[Interview] Haruhiko Kaneko : la mer d’Okinawa capturée dans un bol
En début de mois,nous vous parlions d’une antiquaire spécialisée dans la porcelaine vintage vivant à Tokyo. Aujourd’hui, nous nous envolons pour Okinawa où officie l’un des derniers grands potiers du Japon, Haruhiro Kaneko. Né à Fukuoka en 1961, l’homme apprend avec son père la beauté de l’art de la poterie Yuteki Tenmoku dans les îles, tout en y apportant une touche personnelle et unique tirée d’une technique née du fruit du hasard. Aujourd’hui maître céramiste à la renommée internationale et reconnu pour la préservation d’un certain artisanat, M. Kaneko parcourt les galeries du monde pour partager sa vision de la beauté de la mer. Lors du Salon des Révélations au Grand Palais (septembre 2015), nous avions eu la chance de rencontrer cet artiste, rêveur et passionné.
Journal du Japon : Bonjour M. Kaneko et merci de nous accorder cette interview! Vous pratiquez la poterie dite « yuteki tenmoku« , pouvez-vous nous en dire plus sur cette technique ?
M. Kaneko : Au Japon, il y a en réalité plusieurs techniques que l’on appelle « yuteki tenmoku ». Il y a plus particulièrement une technique que l’on appelle « tetsu yu » (« dorure de fer ») basée principalement sur le fer. C’est à partir de là que l’on développe le yuteki tenmoku. Ma technique est très difficile puisque mélangeant l’oxyde de fer et le verre : trouver l’harmonie et réussir à chaque fois l’opération est très compliqué. Le verre fond à une température très élevée alors que la céramique va perdre son humidité et durcir, du coup à l’époque de mon père, sur 200 assiettes, 199 étaient ratées ! Actuellement, le taux de réussite tourne autour de 30%, ce qui est une révolution en soit !

(Objectif): Recopiez fidèlement le passage de l'entretien sur la poterie yuteki tenmoku qui commence à « M. Kaneko : Au » et se termine à « révolution en soit ! ».

(Lignes affichées):

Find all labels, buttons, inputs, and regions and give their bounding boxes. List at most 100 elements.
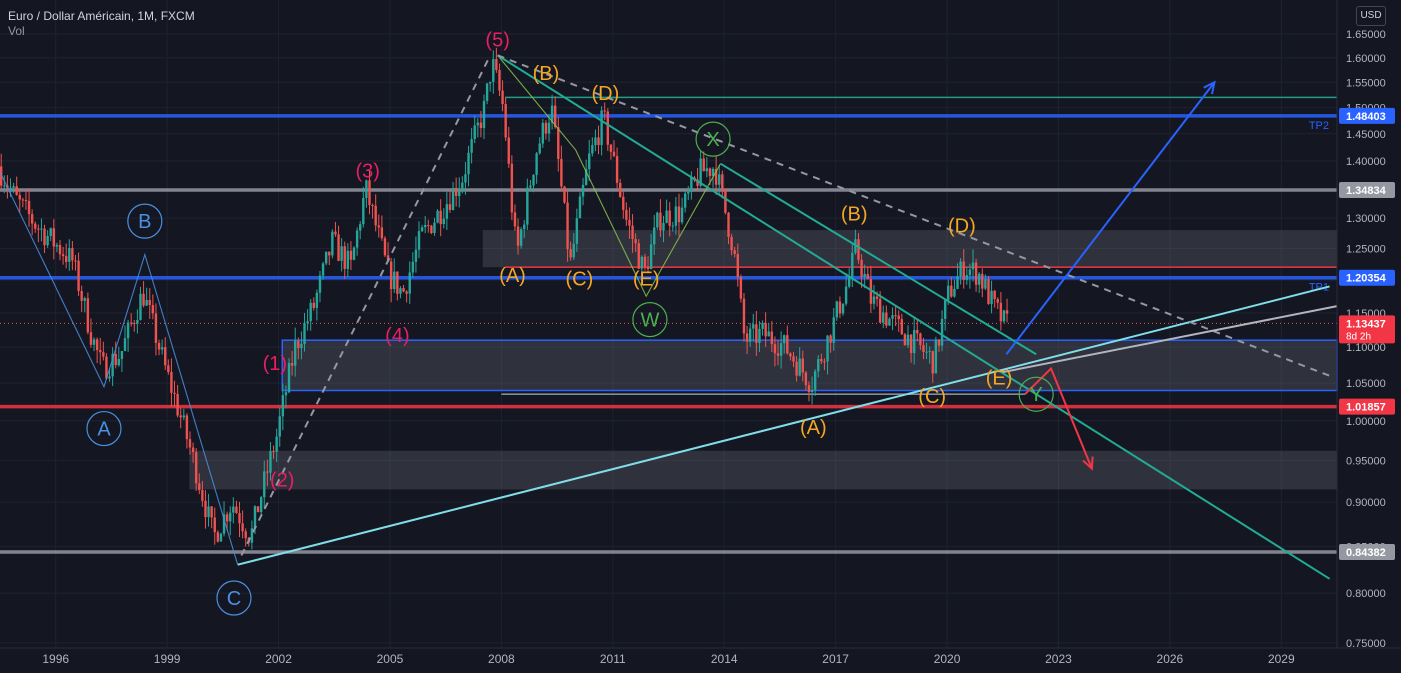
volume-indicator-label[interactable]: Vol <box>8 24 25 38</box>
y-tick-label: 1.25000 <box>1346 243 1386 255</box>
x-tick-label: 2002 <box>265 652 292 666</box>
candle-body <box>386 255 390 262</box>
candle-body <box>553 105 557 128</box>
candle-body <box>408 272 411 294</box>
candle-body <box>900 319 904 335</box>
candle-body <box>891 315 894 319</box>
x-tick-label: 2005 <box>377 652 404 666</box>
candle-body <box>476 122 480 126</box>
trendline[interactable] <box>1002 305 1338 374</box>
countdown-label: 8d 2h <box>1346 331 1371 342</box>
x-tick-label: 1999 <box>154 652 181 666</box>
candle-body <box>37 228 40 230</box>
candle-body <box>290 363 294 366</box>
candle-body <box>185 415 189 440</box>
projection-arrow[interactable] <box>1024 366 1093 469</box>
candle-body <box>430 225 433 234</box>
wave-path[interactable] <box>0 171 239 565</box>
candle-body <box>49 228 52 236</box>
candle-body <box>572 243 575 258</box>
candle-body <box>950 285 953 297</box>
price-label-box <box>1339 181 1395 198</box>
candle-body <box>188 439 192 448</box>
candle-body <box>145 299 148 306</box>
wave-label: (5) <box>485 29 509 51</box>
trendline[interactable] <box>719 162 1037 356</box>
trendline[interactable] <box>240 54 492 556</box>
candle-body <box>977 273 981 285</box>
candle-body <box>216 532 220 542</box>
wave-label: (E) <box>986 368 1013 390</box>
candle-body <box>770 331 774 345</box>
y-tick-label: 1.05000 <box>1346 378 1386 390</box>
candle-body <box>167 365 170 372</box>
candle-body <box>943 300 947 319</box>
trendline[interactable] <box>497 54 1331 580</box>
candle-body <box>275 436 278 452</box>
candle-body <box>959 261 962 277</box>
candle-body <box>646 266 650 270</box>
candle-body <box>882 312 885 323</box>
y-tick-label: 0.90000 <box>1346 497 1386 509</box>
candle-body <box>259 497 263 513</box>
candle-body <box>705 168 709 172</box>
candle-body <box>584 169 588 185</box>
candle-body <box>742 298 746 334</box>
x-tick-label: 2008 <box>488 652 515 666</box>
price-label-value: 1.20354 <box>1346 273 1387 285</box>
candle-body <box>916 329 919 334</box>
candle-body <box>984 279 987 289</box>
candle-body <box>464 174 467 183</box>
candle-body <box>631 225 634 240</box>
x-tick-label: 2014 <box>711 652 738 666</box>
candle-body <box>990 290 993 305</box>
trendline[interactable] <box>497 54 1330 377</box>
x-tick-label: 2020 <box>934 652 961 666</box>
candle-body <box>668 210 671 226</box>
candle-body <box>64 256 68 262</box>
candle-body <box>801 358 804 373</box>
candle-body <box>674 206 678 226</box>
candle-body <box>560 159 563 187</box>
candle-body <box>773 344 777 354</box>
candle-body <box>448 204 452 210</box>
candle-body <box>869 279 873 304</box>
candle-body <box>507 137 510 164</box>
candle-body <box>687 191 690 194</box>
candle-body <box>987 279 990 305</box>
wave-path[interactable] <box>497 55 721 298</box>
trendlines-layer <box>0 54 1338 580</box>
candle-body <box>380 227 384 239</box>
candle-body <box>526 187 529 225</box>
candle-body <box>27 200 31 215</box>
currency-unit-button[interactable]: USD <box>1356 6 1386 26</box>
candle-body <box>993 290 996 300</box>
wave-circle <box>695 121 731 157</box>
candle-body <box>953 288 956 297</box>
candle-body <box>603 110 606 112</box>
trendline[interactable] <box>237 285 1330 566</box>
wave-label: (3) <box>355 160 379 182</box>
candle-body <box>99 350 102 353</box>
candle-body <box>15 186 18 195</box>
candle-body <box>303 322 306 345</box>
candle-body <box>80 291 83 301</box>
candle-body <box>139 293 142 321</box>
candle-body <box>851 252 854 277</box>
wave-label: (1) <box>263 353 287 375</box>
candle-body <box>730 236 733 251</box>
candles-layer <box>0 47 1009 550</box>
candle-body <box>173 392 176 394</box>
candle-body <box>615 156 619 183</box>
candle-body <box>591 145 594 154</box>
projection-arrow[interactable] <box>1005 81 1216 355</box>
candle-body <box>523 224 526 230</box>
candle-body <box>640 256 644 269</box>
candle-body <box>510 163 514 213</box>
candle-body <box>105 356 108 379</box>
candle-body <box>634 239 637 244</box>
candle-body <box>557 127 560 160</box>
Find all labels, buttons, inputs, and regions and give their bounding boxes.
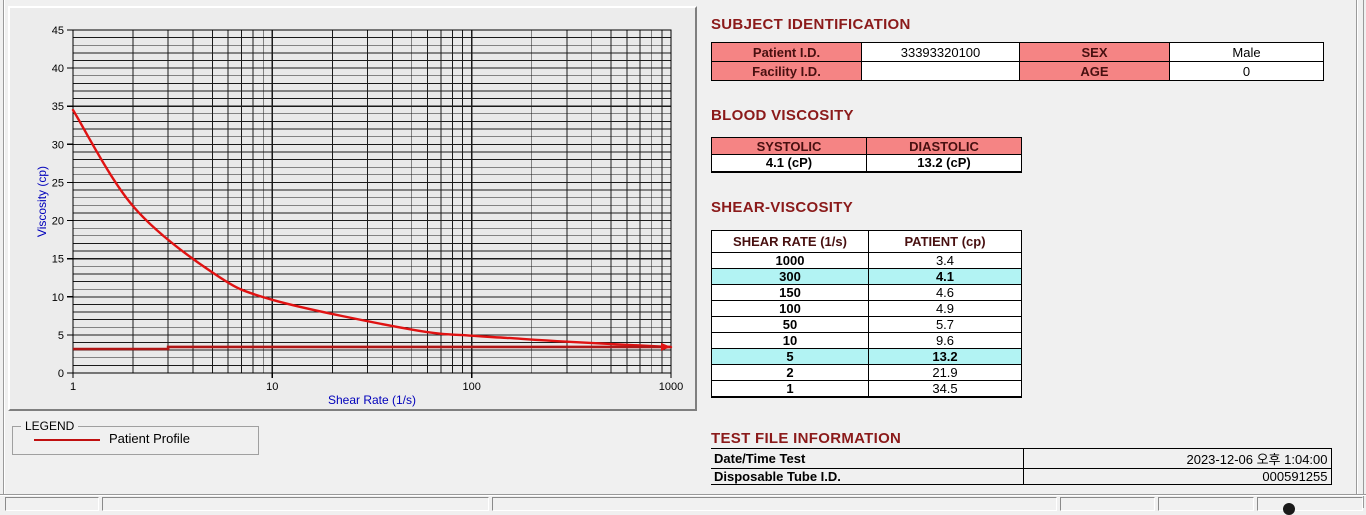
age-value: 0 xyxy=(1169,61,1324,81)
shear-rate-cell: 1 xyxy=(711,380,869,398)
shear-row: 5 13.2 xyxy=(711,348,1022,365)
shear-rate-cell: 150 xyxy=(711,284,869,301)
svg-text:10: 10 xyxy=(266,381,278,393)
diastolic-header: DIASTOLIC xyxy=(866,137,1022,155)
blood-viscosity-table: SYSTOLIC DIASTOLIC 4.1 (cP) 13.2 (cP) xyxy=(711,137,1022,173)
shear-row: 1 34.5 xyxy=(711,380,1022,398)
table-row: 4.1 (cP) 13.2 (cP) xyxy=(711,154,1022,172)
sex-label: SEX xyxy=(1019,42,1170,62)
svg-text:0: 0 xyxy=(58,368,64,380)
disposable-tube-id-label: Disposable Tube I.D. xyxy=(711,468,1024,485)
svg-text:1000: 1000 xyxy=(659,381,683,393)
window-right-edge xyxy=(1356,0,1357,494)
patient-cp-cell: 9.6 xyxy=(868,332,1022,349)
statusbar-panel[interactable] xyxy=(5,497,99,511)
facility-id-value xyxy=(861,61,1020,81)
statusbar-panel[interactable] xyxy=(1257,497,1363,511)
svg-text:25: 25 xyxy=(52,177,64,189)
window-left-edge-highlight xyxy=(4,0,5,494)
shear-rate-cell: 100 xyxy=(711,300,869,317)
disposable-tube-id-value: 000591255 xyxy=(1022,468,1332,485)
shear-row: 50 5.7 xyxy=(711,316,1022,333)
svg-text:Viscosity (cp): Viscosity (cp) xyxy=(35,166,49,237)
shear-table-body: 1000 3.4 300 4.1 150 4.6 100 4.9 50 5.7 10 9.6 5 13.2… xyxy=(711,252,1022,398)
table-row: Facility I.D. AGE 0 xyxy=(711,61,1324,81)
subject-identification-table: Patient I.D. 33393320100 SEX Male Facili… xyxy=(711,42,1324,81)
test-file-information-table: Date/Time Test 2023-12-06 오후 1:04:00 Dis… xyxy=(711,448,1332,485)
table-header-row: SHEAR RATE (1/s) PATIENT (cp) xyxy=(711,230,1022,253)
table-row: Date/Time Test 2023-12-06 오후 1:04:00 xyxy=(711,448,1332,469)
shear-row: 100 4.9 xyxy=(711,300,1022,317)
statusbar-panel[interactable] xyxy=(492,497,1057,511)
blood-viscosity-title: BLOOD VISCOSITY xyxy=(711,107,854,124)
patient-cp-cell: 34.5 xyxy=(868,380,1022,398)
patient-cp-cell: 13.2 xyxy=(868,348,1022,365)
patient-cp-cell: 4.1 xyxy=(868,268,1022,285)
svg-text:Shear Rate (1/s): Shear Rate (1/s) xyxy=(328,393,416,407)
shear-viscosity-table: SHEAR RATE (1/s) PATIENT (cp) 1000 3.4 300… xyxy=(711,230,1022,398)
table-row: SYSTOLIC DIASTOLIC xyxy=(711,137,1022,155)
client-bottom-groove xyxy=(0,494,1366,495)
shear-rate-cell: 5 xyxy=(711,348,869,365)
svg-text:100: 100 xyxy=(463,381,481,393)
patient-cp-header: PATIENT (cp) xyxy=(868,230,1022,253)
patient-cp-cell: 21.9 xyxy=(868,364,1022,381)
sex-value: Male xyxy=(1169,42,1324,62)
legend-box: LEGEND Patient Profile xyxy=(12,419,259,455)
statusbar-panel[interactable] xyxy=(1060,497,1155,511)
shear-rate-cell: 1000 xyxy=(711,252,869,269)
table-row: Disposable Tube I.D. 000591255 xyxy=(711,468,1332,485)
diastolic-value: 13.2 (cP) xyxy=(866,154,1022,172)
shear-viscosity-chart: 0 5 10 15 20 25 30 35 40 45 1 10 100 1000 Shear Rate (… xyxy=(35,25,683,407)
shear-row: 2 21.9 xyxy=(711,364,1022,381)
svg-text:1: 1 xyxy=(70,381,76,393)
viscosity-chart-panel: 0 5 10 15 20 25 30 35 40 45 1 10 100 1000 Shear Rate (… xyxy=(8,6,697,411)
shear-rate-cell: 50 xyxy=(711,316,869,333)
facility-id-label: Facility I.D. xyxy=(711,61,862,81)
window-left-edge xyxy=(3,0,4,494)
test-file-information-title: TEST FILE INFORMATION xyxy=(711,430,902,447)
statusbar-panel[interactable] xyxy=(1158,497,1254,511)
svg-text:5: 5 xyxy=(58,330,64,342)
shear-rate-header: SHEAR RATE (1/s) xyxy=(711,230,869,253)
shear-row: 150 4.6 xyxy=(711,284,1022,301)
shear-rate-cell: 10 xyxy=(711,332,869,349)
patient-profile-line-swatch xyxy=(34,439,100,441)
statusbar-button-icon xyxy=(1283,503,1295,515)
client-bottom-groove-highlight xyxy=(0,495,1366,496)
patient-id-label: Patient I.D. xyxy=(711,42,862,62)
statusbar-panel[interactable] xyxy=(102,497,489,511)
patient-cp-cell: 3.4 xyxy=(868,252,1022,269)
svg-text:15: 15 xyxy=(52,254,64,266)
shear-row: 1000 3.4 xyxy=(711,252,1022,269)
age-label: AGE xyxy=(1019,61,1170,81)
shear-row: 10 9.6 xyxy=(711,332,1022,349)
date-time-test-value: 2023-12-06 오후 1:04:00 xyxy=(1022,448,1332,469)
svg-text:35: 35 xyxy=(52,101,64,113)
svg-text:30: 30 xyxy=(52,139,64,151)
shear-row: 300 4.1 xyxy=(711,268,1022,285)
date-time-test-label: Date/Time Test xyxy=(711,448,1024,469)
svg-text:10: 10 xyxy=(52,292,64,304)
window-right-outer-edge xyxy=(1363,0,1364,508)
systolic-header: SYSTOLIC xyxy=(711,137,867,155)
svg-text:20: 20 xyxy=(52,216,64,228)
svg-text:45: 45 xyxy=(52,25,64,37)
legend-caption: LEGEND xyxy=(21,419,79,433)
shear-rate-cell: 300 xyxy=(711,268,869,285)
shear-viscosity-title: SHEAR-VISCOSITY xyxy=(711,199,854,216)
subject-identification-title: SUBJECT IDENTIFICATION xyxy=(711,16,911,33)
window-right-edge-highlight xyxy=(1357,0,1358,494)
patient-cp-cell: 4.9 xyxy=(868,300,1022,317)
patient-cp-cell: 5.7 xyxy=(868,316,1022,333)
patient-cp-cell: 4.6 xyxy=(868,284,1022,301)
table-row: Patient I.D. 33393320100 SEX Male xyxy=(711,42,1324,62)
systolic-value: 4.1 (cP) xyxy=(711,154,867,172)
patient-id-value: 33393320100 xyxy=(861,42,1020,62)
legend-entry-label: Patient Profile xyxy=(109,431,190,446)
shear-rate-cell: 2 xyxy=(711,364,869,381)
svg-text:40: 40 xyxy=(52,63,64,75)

(Bonne réponse):
M. Kaneko : Au Japon, il y a en réalité plusieurs techniques que l’on appelle « yuteki tenmoku ». Il y a plus particulièrement une technique que l’on appelle « tetsu yu » (« dorure de fer ») basée principalement sur le fer. C’est à partir de là que l’on développe le yuteki tenmoku. Ma technique est très difficile puisque mélangeant l’oxyde de fer et le verre : trouver l’harmonie et réussir à chaque fois l’opération est très compliqué. Le verre fond à une température très élevée alors que la céramique va perdre son humidité et durcir, du coup à l’époque de mon père, sur 200 assiettes, 199 étaient ratées ! Actuellement, le taux de réussite tourne autour de 30%, ce qui est une révolution en soit !